━━━━━ TRECHO PARA LEITURA ━━━━━
O que é
Commodities são matérias-primas negociadas globalmente com preço padronizado — minério de ferro, petróleo, soja, milho, ouro. Para o mercado brasileiro elas importam por um motivo direto: o Ibovespa tem peso relevante de empresas ligadas a commodities, e o país é grande exportador.
Quando o minério ou o petróleo se mexem forte, o índice sente — mesmo que nada tenha acontecido no Brasil.
Quem divulga
- Minério de ferro: preço referenciado nos portos chineses; a demanda da China (construção civil e indústria) é o principal fator. Afeta diretamente as mineradoras.
- Petróleo: referências Brent e WTI; movido por decisões da OPEP+, estoques americanos, geopolítica e demanda global. Afeta as petroleiras.
- Os preços se formam 24 horas em bolsas internacionais e chegam ao Brasil pela abertura das ações correspondentes.
- Dados relevantes: estoques semanais de petróleo nos EUA (EIA), indicadores de atividade da China (PMI, produção industrial).
Quando sai
- Contínuo: os preços se movem no mercado global, inclusive quando a B3 está fechada.
- Dados da China costumam sair de madrugada no horário de Brasília — por isso o Ibovespa às vezes abre em gap "sem motivo aparente" no Brasil.
- Estoques de petróleo nos EUA: semanal, à tarde no horário local.
Interpretação e sinais
- Minério em alta: favorece mineradoras e, por peso, sustenta o Ibovespa e o WIN.
━━━━━ DADOS REGISTRADOS ━━━━━
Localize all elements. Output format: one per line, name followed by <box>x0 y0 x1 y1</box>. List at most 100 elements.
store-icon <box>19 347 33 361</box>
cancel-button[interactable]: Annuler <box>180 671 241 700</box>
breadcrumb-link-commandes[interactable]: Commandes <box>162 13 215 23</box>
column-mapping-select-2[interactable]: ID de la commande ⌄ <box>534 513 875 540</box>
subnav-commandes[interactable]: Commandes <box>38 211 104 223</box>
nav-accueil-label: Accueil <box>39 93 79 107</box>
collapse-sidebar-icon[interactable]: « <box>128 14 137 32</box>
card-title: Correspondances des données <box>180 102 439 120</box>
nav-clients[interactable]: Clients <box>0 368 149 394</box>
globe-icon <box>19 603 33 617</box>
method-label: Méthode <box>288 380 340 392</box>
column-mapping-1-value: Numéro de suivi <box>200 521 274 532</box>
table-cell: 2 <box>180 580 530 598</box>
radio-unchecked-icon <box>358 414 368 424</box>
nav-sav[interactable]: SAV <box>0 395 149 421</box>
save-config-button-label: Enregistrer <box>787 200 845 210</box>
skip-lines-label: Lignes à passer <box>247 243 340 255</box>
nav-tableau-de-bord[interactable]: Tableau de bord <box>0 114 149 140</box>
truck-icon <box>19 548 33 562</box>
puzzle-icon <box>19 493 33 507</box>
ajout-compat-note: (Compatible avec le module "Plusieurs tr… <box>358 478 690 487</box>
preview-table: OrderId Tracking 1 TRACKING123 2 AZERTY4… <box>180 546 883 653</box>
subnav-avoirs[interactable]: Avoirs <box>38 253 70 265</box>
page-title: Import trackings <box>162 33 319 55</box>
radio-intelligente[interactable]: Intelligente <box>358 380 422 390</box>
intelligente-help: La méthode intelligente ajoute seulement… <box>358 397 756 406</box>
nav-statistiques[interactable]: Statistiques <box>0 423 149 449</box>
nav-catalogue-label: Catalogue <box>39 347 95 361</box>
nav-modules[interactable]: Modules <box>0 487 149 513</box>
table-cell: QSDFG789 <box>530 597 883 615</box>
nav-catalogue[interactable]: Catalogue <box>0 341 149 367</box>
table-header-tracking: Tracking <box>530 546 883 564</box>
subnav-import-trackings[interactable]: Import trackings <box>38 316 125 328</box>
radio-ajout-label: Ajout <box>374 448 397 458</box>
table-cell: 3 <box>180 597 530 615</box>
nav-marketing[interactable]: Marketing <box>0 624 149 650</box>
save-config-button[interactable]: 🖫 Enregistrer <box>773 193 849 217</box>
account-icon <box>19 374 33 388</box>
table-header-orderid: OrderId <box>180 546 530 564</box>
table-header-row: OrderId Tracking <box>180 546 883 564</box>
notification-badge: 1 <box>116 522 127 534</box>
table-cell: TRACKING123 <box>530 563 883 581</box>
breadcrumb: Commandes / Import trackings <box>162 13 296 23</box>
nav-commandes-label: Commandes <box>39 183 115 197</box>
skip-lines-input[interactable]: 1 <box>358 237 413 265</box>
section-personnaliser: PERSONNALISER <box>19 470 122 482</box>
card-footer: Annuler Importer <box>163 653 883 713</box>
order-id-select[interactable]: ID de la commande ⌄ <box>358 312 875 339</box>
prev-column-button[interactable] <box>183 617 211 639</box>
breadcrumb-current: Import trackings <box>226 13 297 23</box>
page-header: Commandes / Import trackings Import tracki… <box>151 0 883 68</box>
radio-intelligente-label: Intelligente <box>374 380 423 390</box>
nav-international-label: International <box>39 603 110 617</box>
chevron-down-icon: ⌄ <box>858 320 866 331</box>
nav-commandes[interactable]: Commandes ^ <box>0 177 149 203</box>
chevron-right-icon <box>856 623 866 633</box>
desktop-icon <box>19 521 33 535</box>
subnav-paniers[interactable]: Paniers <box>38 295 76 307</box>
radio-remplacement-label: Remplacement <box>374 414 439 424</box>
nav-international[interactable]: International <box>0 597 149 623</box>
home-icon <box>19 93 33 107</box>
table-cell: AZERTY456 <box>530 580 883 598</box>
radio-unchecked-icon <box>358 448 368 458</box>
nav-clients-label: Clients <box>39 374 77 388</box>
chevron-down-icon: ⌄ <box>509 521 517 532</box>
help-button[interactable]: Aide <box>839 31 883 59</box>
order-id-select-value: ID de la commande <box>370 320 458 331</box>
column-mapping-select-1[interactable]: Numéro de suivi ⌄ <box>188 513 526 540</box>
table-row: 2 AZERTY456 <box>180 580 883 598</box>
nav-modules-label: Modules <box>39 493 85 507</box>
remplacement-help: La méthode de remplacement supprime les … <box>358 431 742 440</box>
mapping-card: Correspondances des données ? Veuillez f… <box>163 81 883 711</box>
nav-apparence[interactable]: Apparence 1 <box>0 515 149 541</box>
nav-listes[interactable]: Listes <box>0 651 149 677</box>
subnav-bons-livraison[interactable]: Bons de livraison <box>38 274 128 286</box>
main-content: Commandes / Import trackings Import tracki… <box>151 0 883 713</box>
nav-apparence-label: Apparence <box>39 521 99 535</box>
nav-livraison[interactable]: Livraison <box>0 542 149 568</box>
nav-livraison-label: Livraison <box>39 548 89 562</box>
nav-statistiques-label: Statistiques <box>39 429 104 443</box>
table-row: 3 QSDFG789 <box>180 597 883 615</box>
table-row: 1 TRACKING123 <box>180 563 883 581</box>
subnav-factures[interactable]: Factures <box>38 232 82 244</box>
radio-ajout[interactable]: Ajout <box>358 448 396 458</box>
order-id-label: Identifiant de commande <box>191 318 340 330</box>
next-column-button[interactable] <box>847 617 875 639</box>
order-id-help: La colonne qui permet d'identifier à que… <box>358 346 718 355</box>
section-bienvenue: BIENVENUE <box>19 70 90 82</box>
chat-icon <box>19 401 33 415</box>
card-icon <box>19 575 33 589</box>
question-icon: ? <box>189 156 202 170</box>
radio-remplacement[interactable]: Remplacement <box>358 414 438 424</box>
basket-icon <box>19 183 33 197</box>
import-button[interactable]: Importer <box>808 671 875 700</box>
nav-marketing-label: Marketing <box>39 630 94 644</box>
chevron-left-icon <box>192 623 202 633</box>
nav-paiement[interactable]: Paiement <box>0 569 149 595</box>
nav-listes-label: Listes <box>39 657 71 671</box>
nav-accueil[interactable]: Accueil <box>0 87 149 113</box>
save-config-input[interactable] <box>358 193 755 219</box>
━━━━━
O QUE FAZER →
A. Cite o texto sobre commodities, começando em "Quando o minério" e terminando em "diretamente as mineradoras.".
B. De acordo com o texto sobre commodities, qual é o principal fator que move o preço do minério de ferro?

RESPOSTAS POR ITEM →
A.
Quando o minério ou o petróleo se mexem forte, o índice sente — mesmo que nada tenha acontecido no Brasil.
Quem divulga
- Minério de ferro: preço referenciado nos portos chineses; a demanda da China (construção civil e indústria) é o principal fator. Afeta diretamente as mineradoras.

B. A demanda da China, vinda da construção civil e da indústria.